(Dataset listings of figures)
───

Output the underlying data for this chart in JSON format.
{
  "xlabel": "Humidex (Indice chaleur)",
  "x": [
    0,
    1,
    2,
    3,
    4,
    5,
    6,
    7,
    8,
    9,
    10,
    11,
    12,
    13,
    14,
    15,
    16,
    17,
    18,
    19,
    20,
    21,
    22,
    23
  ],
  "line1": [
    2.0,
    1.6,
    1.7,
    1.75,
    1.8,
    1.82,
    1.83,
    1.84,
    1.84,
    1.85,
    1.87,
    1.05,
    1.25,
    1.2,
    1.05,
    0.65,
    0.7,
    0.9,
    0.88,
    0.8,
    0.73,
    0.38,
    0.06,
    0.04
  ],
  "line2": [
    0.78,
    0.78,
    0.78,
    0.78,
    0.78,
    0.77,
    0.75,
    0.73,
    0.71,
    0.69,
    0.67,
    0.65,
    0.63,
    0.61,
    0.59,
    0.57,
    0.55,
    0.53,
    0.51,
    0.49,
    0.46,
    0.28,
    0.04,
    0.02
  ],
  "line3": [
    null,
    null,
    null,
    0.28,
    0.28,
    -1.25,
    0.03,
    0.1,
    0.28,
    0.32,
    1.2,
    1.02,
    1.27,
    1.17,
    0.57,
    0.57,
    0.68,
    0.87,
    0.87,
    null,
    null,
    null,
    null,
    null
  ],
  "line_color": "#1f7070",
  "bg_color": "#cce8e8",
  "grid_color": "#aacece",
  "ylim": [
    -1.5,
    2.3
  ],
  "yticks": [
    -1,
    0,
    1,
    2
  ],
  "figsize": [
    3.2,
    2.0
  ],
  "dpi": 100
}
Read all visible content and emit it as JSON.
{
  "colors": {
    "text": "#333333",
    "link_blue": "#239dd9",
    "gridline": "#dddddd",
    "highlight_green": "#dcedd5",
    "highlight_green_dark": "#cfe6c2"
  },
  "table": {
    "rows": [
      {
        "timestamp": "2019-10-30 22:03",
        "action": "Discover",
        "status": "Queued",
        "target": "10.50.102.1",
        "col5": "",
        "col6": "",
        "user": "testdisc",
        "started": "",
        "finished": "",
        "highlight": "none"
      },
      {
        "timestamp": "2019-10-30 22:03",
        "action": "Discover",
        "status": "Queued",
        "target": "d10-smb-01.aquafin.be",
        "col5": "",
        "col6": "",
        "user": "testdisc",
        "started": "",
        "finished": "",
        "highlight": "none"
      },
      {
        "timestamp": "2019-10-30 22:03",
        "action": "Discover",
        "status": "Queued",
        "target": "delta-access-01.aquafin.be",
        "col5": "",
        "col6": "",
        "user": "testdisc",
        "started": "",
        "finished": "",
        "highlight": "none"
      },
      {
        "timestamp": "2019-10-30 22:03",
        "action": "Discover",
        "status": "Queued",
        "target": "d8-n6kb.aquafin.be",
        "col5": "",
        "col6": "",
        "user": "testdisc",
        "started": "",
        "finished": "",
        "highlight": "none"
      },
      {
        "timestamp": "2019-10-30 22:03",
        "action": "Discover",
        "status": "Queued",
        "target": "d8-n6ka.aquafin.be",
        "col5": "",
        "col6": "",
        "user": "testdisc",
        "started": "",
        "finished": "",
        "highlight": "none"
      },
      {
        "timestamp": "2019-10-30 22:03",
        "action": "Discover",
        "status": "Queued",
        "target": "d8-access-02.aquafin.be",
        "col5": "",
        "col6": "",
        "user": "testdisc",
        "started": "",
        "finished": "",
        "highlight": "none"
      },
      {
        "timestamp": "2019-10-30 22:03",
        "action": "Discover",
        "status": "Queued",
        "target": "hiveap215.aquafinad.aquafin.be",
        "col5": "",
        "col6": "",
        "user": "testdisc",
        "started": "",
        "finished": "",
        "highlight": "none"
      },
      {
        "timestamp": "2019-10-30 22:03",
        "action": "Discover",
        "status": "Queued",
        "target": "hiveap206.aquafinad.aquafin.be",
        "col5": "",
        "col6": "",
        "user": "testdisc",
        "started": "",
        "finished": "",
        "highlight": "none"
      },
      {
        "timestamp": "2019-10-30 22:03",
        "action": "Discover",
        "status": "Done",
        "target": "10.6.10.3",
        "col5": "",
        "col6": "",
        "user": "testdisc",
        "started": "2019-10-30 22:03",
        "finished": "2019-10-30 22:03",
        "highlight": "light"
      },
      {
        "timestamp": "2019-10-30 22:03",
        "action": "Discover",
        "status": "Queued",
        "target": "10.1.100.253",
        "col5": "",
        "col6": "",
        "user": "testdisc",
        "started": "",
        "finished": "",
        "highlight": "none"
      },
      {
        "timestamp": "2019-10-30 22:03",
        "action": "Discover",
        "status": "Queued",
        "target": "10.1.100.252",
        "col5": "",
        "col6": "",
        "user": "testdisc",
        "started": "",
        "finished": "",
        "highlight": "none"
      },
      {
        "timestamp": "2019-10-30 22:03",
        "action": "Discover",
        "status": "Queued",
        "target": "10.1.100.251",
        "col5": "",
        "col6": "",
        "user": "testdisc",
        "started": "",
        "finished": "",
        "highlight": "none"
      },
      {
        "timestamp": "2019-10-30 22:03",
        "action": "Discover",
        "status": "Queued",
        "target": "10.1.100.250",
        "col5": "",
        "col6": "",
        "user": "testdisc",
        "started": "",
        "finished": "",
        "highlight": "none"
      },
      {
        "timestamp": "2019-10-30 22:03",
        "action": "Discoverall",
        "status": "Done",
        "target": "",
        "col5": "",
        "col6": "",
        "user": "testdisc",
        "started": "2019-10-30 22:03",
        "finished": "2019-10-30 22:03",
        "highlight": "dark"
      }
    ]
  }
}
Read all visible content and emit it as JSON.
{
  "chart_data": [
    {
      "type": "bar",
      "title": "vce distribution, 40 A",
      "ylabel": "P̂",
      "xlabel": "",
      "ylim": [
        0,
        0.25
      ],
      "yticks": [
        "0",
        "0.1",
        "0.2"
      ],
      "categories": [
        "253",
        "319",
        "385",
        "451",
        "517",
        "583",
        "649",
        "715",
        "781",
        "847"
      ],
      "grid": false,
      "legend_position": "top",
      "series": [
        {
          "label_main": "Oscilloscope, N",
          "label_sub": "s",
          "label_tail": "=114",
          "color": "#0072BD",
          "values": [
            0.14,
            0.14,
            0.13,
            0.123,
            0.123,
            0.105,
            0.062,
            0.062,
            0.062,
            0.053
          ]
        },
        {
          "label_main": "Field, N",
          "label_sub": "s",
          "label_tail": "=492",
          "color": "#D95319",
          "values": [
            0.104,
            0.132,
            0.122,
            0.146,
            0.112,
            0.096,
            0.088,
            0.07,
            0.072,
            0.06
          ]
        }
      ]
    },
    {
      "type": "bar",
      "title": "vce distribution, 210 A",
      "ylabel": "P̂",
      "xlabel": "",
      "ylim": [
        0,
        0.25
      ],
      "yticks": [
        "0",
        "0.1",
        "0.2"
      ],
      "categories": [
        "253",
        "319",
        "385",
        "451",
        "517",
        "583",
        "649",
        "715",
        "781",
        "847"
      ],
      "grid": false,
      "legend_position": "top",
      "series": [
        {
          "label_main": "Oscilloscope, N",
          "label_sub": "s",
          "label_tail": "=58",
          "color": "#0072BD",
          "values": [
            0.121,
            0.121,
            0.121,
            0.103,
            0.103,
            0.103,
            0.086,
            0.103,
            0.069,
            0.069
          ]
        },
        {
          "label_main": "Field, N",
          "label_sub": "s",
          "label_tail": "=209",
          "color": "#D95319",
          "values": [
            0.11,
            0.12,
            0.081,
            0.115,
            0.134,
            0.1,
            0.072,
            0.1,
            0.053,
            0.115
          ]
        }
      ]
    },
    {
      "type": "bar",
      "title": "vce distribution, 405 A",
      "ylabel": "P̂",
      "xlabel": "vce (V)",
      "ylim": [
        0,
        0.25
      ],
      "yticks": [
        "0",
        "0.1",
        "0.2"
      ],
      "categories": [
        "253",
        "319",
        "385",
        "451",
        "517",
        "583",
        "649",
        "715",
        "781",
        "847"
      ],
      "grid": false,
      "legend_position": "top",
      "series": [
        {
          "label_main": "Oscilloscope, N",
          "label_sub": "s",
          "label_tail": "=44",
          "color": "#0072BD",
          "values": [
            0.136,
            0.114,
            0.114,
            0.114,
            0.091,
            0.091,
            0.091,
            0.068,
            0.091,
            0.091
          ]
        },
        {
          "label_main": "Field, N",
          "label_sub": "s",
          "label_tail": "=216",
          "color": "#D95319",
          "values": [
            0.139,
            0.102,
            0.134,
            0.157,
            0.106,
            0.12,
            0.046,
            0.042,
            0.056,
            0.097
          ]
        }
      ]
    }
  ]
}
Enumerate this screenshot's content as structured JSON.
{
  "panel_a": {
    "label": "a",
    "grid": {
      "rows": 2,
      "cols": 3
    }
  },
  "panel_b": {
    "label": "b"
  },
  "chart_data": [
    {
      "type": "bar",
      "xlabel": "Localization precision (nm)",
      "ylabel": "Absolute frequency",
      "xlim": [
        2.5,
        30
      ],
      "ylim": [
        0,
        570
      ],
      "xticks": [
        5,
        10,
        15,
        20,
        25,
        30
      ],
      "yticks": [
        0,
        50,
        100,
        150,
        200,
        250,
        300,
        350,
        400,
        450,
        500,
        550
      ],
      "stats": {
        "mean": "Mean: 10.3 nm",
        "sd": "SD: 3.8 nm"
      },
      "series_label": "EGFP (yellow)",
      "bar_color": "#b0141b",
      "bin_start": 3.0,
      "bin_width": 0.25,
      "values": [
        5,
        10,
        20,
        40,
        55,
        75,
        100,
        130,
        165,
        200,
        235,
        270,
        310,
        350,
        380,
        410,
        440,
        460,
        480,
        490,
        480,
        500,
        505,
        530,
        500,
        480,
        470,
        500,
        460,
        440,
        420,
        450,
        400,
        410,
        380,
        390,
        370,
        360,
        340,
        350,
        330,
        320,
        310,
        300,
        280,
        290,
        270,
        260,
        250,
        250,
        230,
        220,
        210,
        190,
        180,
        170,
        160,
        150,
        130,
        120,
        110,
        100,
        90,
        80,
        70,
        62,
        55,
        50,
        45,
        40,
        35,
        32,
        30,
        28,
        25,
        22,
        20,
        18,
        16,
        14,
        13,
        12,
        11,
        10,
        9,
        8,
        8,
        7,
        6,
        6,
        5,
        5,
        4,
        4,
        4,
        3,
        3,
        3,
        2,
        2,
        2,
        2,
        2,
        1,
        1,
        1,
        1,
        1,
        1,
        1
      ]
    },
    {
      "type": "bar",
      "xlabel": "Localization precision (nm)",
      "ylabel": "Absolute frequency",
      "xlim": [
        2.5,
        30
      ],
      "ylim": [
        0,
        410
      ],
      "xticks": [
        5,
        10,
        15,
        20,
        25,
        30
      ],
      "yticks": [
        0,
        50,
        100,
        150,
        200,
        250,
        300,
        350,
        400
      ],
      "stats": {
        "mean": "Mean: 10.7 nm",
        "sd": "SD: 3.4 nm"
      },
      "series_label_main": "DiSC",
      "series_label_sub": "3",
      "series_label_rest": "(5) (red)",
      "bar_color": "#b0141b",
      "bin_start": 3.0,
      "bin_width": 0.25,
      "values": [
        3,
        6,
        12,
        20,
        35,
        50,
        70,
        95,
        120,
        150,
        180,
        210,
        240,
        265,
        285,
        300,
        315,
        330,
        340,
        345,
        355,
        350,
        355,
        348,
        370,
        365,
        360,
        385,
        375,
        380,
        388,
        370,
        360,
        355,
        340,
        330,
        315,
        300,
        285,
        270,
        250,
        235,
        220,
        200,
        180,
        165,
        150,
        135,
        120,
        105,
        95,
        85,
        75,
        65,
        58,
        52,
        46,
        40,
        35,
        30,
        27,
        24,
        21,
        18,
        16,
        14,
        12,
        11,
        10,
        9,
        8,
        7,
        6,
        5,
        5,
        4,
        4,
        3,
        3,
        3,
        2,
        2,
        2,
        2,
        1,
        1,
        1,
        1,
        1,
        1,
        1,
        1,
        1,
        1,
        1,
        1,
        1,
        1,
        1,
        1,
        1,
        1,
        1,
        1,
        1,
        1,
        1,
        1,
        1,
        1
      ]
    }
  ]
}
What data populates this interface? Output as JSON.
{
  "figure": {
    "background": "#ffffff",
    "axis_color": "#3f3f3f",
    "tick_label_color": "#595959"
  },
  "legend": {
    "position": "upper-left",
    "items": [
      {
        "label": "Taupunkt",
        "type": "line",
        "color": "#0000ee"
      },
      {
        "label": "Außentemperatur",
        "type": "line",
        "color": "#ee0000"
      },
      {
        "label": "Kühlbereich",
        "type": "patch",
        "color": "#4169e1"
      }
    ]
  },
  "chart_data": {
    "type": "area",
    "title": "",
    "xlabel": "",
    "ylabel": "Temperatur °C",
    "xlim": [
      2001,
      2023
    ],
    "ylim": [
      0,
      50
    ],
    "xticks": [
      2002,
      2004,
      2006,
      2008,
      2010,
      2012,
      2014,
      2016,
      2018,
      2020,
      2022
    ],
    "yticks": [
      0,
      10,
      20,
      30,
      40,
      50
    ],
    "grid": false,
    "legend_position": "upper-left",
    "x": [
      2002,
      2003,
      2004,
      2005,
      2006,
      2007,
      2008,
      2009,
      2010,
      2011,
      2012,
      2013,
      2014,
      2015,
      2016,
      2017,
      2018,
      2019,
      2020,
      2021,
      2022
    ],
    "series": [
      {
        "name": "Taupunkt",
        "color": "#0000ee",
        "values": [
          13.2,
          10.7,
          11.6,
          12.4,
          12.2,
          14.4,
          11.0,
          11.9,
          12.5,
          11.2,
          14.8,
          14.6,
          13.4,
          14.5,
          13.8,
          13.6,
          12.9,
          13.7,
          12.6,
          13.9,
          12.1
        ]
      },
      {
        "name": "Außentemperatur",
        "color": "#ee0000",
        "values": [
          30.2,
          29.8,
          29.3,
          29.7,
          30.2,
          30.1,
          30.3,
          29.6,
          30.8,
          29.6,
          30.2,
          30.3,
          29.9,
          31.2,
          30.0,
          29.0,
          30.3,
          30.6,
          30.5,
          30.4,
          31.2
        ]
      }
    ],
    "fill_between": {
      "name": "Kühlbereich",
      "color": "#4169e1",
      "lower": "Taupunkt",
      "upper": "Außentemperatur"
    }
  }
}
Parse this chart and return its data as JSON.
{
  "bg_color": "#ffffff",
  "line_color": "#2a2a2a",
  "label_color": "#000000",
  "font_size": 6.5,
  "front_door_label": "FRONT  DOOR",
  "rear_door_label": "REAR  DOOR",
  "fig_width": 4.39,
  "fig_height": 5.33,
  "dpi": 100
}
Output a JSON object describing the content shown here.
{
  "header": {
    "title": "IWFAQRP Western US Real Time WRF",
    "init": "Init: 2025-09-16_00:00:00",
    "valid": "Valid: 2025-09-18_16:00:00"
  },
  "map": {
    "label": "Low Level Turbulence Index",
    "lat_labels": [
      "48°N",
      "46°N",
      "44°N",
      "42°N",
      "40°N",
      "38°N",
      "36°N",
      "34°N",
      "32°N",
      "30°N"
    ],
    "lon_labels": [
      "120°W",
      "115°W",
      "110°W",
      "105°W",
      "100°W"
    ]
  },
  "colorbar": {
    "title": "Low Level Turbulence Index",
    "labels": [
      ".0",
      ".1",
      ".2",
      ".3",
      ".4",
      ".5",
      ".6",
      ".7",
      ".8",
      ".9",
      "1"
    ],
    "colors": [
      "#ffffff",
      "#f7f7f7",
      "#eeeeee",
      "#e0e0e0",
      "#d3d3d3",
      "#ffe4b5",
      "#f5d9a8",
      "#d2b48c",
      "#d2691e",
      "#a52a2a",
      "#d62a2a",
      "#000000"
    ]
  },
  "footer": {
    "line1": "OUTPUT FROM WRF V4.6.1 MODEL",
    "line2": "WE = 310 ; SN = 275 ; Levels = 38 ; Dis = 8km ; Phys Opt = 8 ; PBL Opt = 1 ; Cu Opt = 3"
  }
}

───

The task
From the line containing "Parse this chart and return its data as JSON." through the closing line of the material above, return every line exactly and omit all others.

Written response
Parse this chart and return its data as JSON.
{
  "bg_color": "#ffffff",
  "line_color": "#2a2a2a",
  "label_color": "#000000",
  "font_size": 6.5,
  "front_door_label": "FRONT  DOOR",
  "rear_door_label": "REAR  DOOR",
  "fig_width": 4.39,
  "fig_height": 5.33,
  "dpi": 100
}
Output a JSON object describing the content shown here.
{
  "header": {
    "title": "IWFAQRP Western US Real Time WRF",
    "init": "Init: 2025-09-16_00:00:00",
    "valid": "Valid: 2025-09-18_16:00:00"
  },
  "map": {
    "label": "Low Level Turbulence Index",
    "lat_labels": [
      "48°N",
      "46°N",
      "44°N",
      "42°N",
      "40°N",
      "38°N",
      "36°N",
      "34°N",
      "32°N",
      "30°N"
    ],
    "lon_labels": [
      "120°W",
      "115°W",
      "110°W",
      "105°W",
      "100°W"
    ]
  },
  "colorbar": {
    "title": "Low Level Turbulence Index",
    "labels": [
      ".0",
      ".1",
      ".2",
      ".3",
      ".4",
      ".5",
      ".6",
      ".7",
      ".8",
      ".9",
      "1"
    ],
    "colors": [
      "#ffffff",
      "#f7f7f7",
      "#eeeeee",
      "#e0e0e0",
      "#d3d3d3",
      "#ffe4b5",
      "#f5d9a8",
      "#d2b48c",
      "#d2691e",
      "#a52a2a",
      "#d62a2a",
      "#000000"
    ]
  },
  "footer": {
    "line1": "OUTPUT FROM WRF V4.6.1 MODEL",
    "line2": "WE = 310 ; SN = 275 ; Levels = 38 ; Dis = 8km ; Phys Opt = 8 ; PBL Opt = 1 ; Cu Opt = 3"
  }
}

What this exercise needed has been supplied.